EXERCISE:
Return every line below in which "JSON" appears.

RECORD LIST:
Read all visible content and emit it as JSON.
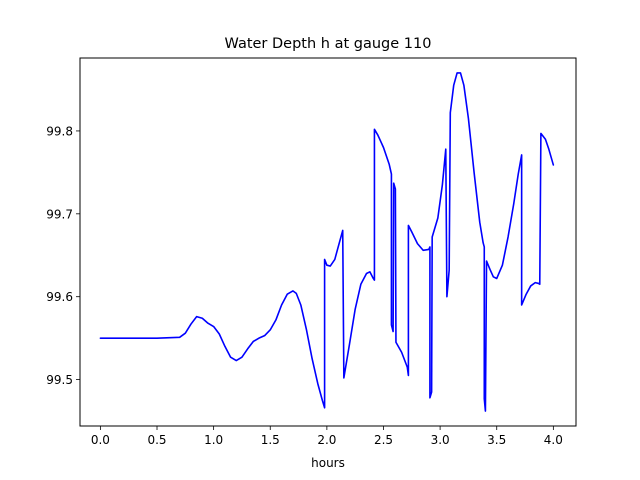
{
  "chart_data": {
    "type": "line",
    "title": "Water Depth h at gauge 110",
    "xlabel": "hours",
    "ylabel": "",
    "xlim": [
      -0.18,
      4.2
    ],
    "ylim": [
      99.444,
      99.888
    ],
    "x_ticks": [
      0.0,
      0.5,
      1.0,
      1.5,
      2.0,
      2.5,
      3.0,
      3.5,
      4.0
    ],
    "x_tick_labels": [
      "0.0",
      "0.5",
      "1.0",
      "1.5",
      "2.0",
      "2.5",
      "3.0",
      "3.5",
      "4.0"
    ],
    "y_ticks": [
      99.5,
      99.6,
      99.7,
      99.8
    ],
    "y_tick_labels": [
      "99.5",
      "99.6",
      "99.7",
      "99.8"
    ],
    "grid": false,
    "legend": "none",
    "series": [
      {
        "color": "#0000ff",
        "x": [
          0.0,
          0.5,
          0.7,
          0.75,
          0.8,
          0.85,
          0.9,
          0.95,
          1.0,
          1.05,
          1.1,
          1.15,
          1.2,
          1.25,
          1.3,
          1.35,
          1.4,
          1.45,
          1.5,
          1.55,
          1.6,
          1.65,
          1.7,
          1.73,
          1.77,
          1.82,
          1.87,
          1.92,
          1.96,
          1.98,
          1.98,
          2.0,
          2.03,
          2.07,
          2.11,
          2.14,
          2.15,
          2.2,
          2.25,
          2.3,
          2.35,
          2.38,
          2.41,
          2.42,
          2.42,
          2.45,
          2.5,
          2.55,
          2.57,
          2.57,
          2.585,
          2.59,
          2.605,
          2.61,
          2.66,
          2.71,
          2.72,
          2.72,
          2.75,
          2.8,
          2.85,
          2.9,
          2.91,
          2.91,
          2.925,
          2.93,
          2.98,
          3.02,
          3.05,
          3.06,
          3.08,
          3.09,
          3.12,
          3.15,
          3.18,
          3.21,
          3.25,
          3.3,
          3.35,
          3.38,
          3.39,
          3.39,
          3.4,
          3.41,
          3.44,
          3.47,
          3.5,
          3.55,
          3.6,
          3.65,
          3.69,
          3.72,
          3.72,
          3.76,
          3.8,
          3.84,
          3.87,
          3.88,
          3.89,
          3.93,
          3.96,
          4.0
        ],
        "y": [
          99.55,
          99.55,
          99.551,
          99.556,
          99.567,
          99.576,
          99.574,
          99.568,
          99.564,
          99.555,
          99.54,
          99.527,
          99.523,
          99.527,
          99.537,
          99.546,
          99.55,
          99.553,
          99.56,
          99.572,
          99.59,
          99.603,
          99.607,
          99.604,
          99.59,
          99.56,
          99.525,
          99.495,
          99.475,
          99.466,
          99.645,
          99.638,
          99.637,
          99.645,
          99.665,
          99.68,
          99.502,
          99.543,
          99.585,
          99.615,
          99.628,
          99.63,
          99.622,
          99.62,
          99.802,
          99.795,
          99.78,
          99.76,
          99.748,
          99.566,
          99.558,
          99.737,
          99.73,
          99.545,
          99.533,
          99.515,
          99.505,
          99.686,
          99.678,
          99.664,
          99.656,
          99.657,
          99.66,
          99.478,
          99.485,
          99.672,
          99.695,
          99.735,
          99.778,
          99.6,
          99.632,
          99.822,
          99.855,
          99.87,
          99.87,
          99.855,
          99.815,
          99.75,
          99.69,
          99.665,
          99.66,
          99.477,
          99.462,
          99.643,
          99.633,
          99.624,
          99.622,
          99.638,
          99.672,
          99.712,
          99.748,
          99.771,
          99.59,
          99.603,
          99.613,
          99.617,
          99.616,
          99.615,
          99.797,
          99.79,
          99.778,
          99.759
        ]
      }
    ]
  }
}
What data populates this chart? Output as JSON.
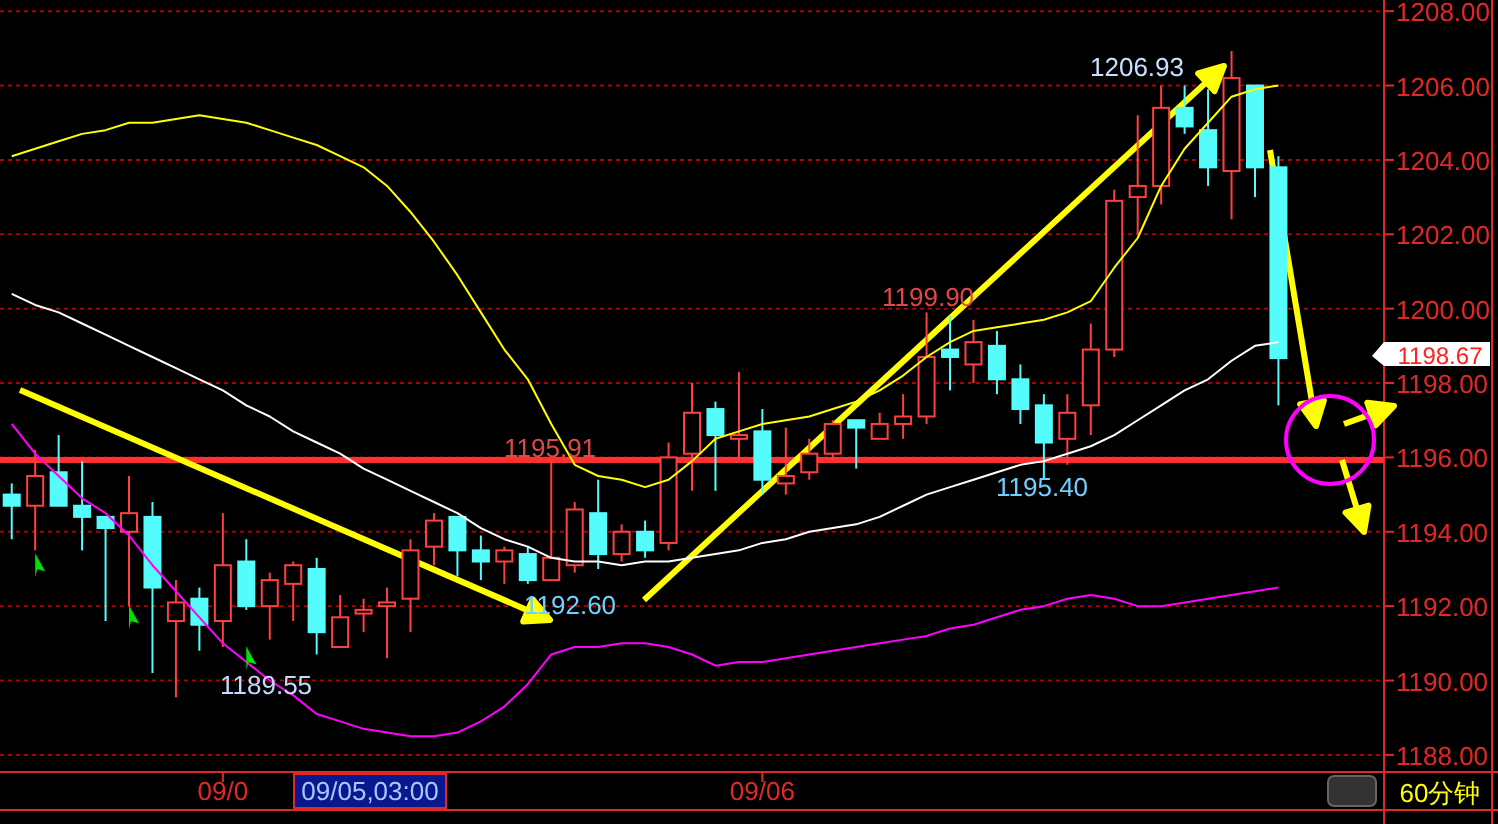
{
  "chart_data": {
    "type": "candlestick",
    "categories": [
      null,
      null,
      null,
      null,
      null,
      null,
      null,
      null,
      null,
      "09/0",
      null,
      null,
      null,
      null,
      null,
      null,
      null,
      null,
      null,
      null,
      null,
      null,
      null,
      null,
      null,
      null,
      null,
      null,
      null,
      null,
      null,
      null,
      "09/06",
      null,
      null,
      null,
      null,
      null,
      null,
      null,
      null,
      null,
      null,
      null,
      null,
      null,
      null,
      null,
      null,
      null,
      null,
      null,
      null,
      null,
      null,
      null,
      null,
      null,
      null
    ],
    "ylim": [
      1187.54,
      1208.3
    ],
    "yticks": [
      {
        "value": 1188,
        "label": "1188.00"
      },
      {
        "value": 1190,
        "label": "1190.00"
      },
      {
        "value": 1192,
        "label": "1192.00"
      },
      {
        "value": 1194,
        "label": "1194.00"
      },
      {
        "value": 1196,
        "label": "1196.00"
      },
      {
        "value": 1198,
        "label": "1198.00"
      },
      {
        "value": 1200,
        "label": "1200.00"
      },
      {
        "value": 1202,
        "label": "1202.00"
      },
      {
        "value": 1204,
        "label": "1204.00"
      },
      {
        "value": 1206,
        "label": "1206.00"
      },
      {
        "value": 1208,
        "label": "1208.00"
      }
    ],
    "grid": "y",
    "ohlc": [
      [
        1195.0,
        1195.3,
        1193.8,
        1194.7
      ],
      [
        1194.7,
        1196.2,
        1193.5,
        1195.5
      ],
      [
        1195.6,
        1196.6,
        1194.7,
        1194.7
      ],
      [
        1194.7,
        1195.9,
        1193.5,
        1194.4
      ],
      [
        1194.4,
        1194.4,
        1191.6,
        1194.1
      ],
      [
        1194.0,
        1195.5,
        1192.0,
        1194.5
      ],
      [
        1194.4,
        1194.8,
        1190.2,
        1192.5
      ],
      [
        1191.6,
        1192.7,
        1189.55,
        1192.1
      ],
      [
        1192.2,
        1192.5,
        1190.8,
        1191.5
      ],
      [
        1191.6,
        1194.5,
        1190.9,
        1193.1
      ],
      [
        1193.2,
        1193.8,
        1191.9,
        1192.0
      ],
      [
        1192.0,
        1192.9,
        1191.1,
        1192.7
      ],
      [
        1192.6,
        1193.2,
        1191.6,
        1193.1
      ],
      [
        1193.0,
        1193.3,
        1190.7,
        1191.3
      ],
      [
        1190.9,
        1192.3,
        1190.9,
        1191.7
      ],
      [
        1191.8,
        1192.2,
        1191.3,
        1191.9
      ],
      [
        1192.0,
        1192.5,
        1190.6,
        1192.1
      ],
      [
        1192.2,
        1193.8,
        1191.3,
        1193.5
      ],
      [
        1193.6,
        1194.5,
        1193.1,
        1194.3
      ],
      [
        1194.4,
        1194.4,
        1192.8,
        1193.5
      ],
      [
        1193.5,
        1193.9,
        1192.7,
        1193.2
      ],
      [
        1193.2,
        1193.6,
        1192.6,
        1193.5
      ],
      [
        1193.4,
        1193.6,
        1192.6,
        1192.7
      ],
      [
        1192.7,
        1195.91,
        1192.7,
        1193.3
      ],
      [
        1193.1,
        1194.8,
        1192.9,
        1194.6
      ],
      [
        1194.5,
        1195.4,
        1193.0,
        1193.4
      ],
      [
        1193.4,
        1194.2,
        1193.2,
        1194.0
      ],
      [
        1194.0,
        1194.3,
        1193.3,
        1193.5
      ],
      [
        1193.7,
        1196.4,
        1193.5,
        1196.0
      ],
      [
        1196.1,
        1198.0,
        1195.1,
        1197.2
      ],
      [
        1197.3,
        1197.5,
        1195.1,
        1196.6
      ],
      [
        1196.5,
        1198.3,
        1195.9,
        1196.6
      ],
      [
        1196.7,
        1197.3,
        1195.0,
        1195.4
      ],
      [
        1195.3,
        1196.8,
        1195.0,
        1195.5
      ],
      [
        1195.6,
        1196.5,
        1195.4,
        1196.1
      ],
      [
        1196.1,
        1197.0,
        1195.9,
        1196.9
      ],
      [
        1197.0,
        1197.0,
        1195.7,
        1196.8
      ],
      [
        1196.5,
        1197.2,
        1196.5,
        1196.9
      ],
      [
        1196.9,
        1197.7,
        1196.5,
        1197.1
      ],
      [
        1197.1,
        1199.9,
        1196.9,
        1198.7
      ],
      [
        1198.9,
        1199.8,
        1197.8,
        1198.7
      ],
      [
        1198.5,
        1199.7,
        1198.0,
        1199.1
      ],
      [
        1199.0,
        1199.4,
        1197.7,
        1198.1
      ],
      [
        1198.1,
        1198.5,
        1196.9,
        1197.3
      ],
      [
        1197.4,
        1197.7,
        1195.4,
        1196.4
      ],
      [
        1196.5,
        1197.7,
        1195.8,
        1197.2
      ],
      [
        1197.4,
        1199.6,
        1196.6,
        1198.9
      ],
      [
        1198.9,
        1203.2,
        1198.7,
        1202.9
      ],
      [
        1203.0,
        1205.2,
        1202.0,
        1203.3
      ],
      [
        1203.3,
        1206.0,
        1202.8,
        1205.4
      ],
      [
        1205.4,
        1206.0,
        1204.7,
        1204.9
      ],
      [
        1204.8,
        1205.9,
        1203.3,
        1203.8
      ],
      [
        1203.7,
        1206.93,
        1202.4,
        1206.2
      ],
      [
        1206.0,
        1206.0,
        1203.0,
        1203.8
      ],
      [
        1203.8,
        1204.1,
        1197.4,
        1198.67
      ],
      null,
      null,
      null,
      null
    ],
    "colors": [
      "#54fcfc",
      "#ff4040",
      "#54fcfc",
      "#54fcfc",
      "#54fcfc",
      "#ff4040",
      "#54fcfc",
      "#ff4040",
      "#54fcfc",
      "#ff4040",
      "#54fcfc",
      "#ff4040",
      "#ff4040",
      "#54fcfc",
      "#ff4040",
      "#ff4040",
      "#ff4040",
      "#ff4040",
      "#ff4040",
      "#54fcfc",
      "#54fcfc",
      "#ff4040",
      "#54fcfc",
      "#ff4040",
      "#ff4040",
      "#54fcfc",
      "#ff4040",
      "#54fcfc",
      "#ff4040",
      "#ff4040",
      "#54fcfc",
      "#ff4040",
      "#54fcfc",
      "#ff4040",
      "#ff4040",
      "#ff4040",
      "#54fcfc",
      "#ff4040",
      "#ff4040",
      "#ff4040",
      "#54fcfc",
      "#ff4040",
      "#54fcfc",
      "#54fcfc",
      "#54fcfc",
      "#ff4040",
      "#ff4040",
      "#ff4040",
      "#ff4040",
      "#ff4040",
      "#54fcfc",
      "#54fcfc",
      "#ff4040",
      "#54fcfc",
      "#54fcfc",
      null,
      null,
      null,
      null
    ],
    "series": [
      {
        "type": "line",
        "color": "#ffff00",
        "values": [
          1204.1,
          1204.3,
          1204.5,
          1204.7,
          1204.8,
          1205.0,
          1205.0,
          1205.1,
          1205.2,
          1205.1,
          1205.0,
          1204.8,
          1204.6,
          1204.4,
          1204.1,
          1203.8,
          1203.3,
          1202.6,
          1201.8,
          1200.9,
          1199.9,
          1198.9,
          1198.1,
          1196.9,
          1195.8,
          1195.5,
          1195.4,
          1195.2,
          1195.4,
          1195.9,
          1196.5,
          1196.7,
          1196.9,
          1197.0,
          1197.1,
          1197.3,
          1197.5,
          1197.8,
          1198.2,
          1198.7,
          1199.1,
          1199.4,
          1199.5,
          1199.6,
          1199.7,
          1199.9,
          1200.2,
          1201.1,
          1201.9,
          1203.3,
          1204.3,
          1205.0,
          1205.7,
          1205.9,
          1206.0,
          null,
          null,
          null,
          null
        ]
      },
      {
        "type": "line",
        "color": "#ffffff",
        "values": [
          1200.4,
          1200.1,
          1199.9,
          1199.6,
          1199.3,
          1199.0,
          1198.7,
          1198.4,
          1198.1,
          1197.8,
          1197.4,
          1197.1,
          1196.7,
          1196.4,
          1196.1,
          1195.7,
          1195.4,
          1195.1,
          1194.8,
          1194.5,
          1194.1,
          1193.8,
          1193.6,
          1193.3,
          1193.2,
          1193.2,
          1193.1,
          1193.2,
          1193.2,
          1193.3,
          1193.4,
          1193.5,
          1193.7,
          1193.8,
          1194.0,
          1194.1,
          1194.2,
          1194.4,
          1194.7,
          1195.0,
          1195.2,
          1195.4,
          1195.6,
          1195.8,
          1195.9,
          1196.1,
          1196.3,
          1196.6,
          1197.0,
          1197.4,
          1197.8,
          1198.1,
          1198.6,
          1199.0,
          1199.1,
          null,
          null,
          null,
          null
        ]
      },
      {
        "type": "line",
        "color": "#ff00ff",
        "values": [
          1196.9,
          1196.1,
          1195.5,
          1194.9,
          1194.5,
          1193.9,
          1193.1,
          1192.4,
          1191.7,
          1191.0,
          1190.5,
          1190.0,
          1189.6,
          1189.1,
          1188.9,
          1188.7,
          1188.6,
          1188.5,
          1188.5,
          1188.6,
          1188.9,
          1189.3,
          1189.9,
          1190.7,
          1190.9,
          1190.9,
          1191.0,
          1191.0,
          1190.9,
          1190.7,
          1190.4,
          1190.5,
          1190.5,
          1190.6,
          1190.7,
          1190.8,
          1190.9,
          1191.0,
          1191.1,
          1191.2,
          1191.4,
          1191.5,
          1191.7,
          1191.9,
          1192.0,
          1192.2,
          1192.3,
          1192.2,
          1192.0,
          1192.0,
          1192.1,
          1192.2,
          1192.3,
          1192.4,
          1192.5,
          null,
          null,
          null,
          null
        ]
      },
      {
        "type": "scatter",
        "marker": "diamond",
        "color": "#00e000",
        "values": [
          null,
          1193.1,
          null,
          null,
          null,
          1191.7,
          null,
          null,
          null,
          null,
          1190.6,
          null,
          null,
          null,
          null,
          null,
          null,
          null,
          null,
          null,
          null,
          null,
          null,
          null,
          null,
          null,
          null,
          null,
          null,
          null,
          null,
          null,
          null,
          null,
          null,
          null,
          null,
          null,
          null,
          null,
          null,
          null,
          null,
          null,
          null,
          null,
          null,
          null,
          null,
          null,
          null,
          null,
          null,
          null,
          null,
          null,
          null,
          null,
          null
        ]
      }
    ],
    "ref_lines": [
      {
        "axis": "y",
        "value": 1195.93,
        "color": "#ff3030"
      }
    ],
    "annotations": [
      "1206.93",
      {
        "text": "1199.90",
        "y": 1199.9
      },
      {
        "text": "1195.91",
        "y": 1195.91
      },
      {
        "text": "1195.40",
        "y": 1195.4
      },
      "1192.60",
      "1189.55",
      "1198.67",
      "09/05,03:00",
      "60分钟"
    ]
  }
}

TASK SOLUTION:
Read all visible content and emit it as JSON.
What data populates this chart? Output as JSON.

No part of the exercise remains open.